• **EXERCISE**
Reproduce the rows from the very first one through the line containing "383, 315, 384]", with both of those included.

Saved entries
## START
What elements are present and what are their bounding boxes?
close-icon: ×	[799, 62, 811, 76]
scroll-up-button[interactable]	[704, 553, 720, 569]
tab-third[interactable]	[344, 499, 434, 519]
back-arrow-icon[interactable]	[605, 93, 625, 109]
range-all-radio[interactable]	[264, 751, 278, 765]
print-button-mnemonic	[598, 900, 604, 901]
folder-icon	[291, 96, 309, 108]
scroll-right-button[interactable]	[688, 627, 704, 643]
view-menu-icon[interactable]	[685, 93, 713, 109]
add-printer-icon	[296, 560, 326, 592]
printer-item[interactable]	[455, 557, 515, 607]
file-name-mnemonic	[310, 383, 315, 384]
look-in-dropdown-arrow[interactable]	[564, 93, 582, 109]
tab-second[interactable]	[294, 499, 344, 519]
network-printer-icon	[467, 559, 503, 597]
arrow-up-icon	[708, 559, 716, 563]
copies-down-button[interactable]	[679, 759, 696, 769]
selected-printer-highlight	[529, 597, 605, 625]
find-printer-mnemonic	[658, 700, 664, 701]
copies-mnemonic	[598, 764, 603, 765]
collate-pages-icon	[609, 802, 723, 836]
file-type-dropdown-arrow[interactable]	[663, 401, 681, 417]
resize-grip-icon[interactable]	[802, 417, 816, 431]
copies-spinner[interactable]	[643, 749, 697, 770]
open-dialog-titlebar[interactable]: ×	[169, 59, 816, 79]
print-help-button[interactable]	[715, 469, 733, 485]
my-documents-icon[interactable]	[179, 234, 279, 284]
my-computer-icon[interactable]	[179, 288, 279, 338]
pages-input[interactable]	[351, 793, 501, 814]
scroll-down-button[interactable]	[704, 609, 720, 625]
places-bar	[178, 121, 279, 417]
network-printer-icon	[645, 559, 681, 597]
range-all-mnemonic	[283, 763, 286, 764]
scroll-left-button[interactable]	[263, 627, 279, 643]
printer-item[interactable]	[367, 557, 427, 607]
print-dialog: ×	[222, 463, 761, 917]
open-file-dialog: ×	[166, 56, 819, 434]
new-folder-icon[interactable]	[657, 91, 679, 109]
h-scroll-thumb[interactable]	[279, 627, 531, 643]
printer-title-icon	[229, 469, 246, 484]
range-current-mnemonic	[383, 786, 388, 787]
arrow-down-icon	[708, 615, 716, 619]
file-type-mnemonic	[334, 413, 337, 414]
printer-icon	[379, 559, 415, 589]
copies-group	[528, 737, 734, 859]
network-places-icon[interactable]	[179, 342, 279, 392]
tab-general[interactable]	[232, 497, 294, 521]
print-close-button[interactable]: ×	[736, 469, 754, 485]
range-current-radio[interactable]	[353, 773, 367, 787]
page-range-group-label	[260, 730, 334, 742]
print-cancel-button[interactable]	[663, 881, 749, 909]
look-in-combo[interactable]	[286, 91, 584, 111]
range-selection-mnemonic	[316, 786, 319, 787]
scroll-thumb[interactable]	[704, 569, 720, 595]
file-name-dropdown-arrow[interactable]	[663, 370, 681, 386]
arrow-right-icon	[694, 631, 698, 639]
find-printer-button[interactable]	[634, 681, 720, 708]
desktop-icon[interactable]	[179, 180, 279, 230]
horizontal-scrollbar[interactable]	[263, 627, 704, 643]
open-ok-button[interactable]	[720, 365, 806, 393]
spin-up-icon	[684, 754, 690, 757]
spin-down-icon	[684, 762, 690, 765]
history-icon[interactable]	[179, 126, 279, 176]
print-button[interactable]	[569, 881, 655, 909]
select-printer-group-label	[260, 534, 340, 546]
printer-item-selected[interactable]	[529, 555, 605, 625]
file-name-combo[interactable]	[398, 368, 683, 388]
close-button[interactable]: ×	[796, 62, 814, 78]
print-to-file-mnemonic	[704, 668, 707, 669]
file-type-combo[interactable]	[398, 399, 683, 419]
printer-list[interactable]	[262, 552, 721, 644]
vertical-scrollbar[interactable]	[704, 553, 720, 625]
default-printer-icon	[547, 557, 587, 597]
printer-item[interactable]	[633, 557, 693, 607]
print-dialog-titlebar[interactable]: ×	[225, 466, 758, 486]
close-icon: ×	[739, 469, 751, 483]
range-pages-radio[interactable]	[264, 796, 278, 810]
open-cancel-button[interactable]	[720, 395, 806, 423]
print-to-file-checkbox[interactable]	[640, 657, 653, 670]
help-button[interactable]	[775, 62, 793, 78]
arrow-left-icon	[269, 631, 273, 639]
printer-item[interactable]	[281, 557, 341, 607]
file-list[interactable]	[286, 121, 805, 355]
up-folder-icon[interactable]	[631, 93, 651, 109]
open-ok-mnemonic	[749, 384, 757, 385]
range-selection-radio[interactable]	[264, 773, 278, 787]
## END
• **SOLUTION FOR THIS PROBLEM**
What elements are present and what are their bounding boxes?
close-icon: ×	[799, 62, 811, 76]
scroll-up-button[interactable]	[704, 553, 720, 569]
tab-third[interactable]	[344, 499, 434, 519]
back-arrow-icon[interactable]	[605, 93, 625, 109]
range-all-radio[interactable]	[264, 751, 278, 765]
print-button-mnemonic	[598, 900, 604, 901]
folder-icon	[291, 96, 309, 108]
scroll-right-button[interactable]	[688, 627, 704, 643]
view-menu-icon[interactable]	[685, 93, 713, 109]
add-printer-icon	[296, 560, 326, 592]
printer-item[interactable]	[455, 557, 515, 607]
file-name-mnemonic	[310, 383, 315, 384]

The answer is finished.